Copy out each line exactly; pictures stay out of the copy.
━━ EXTRACTED MATERIAL
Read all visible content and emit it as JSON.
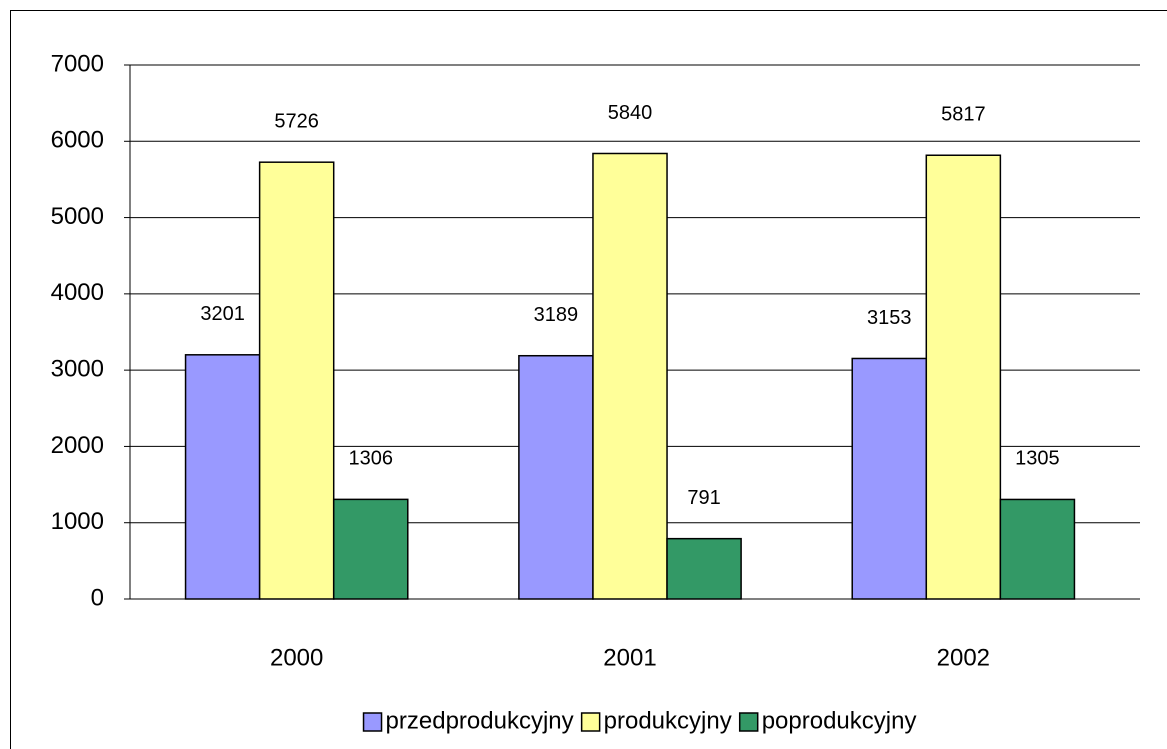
{
  "chart_data": {
    "type": "bar",
    "categories": [
      "2000",
      "2001",
      "2002"
    ],
    "series": [
      {
        "name": "przedprodukcyjny",
        "color": "#9999ff",
        "values": [
          3201,
          3189,
          3153
        ]
      },
      {
        "name": "produkcyjny",
        "color": "#ffff99",
        "values": [
          5726,
          5840,
          5817
        ]
      },
      {
        "name": "poprodukcyjny",
        "color": "#339966",
        "values": [
          1306,
          791,
          1305
        ]
      }
    ],
    "ylim": [
      0,
      7000
    ],
    "yticks": [
      0,
      1000,
      2000,
      3000,
      4000,
      5000,
      6000,
      7000
    ],
    "grid": true,
    "legend": "bottom"
  }
}
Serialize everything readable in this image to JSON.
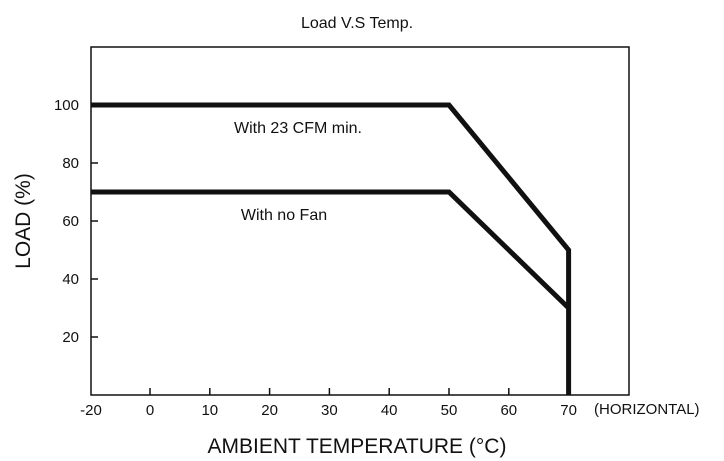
{
  "chart_data": {
    "type": "line",
    "title": "Load V.S Temp.",
    "xlabel": "AMBIENT TEMPERATURE (°C)",
    "ylabel": "LOAD (%)",
    "x_suffix": "(HORIZONTAL)",
    "xlim": [
      -20,
      80
    ],
    "ylim": [
      0,
      120
    ],
    "x_ticks": [
      -20,
      0,
      10,
      20,
      30,
      40,
      50,
      60,
      70
    ],
    "y_ticks": [
      20,
      40,
      60,
      80,
      100
    ],
    "grid": false,
    "series": [
      {
        "name": "With 23 CFM min.",
        "x": [
          -20,
          50,
          70,
          70
        ],
        "y": [
          100,
          100,
          50,
          0
        ]
      },
      {
        "name": "With no Fan",
        "x": [
          -20,
          50,
          70
        ],
        "y": [
          70,
          70,
          30
        ]
      }
    ],
    "line_color": "#111111"
  }
}
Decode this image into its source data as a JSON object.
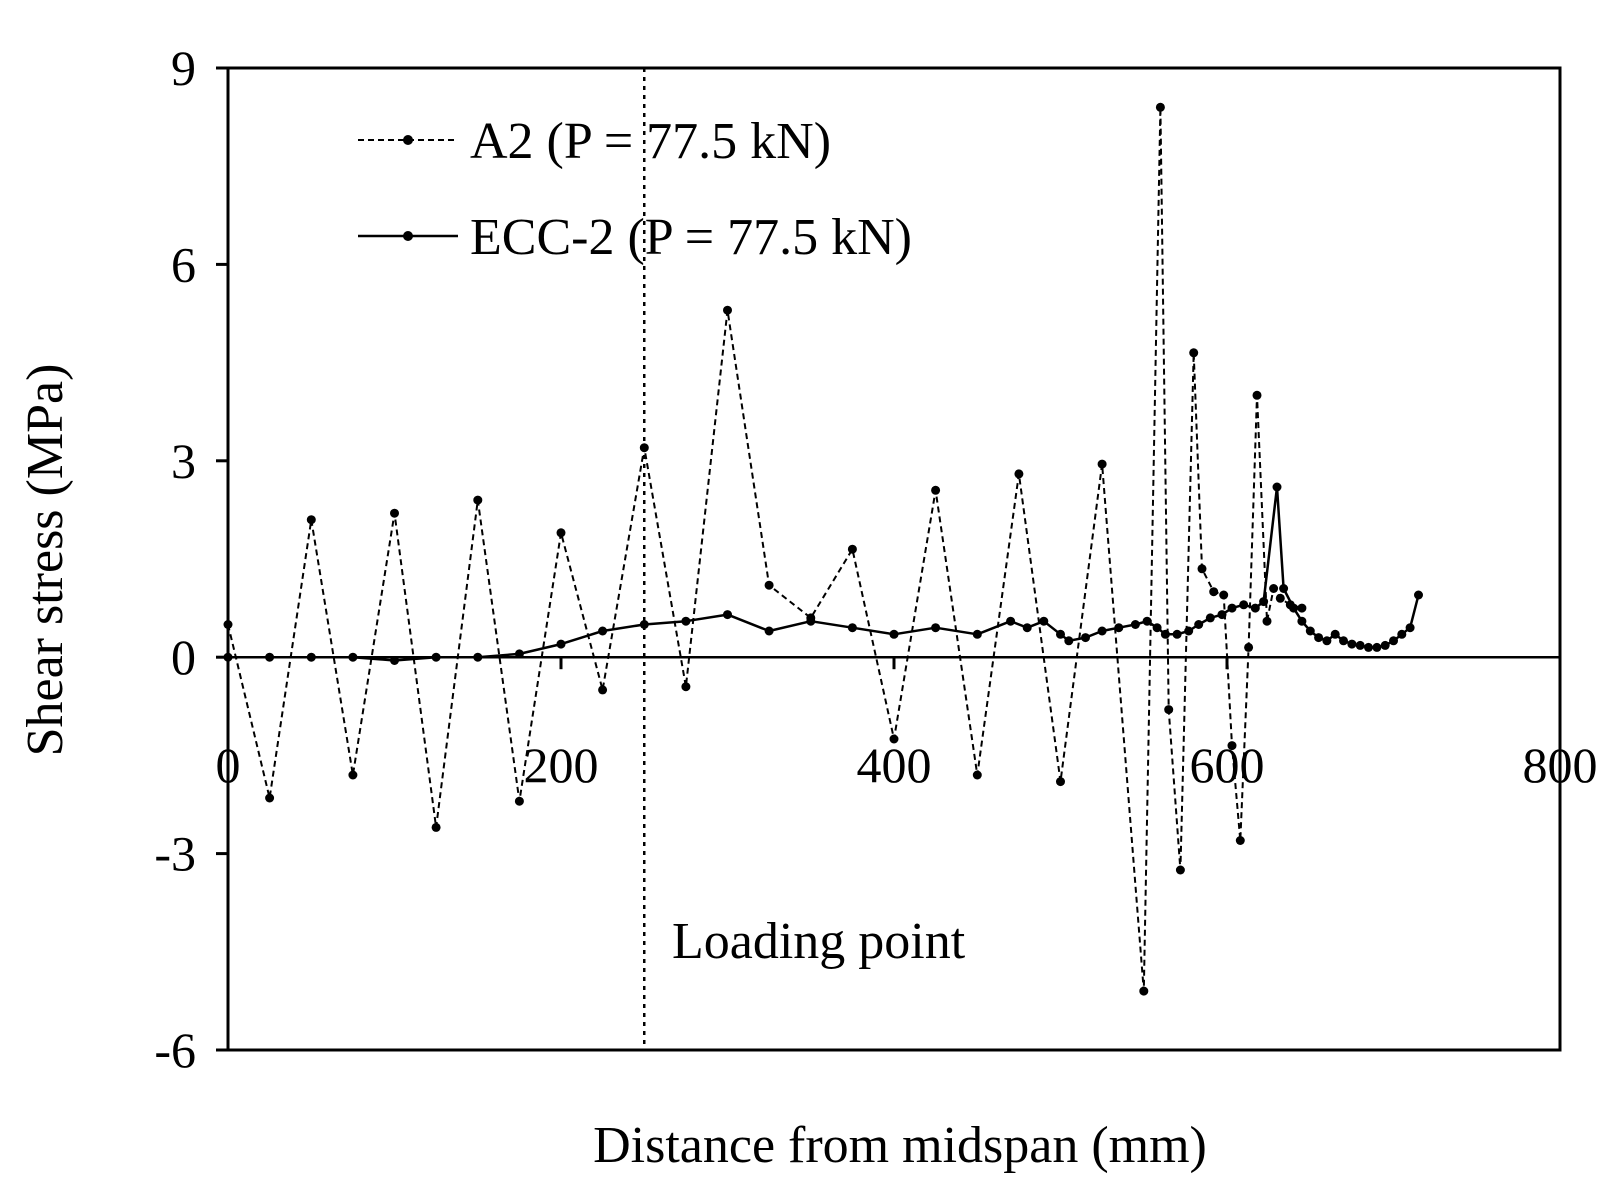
━━━━
* _RIGHT ANSWER_
Read all visible content and emit it as JSON.
{
  "chart_data": {
    "type": "bar",
    "categories": [
      "2000",
      "2001",
      "2002"
    ],
    "series": [
      {
        "name": "przedprodukcyjny",
        "color": "#9999ff",
        "values": [
          3201,
          3189,
          3153
        ]
      },
      {
        "name": "produkcyjny",
        "color": "#ffff99",
        "values": [
          5726,
          5840,
          5817
        ]
      },
      {
        "name": "poprodukcyjny",
        "color": "#339966",
        "values": [
          1306,
          791,
          1305
        ]
      }
    ],
    "ylim": [
      0,
      7000
    ],
    "yticks": [
      0,
      1000,
      2000,
      3000,
      4000,
      5000,
      6000,
      7000
    ],
    "grid": true,
    "legend": "bottom"
  }
}
Serialize everything readable in this image to JSON.
{
  "chart_data": {
    "type": "line",
    "title": "Load V.S Temp.",
    "xlabel": "AMBIENT TEMPERATURE (°C)",
    "ylabel": "LOAD (%)",
    "x_suffix": "(HORIZONTAL)",
    "xlim": [
      -20,
      80
    ],
    "ylim": [
      0,
      120
    ],
    "x_ticks": [
      -20,
      0,
      10,
      20,
      30,
      40,
      50,
      60,
      70
    ],
    "y_ticks": [
      20,
      40,
      60,
      80,
      100
    ],
    "grid": false,
    "series": [
      {
        "name": "With 23 CFM min.",
        "x": [
          -20,
          50,
          70,
          70
        ],
        "y": [
          100,
          100,
          50,
          0
        ]
      },
      {
        "name": "With no Fan",
        "x": [
          -20,
          50,
          70
        ],
        "y": [
          70,
          70,
          30
        ]
      }
    ],
    "line_color": "#111111"
  }
}
Decode this image into its source data as a JSON object.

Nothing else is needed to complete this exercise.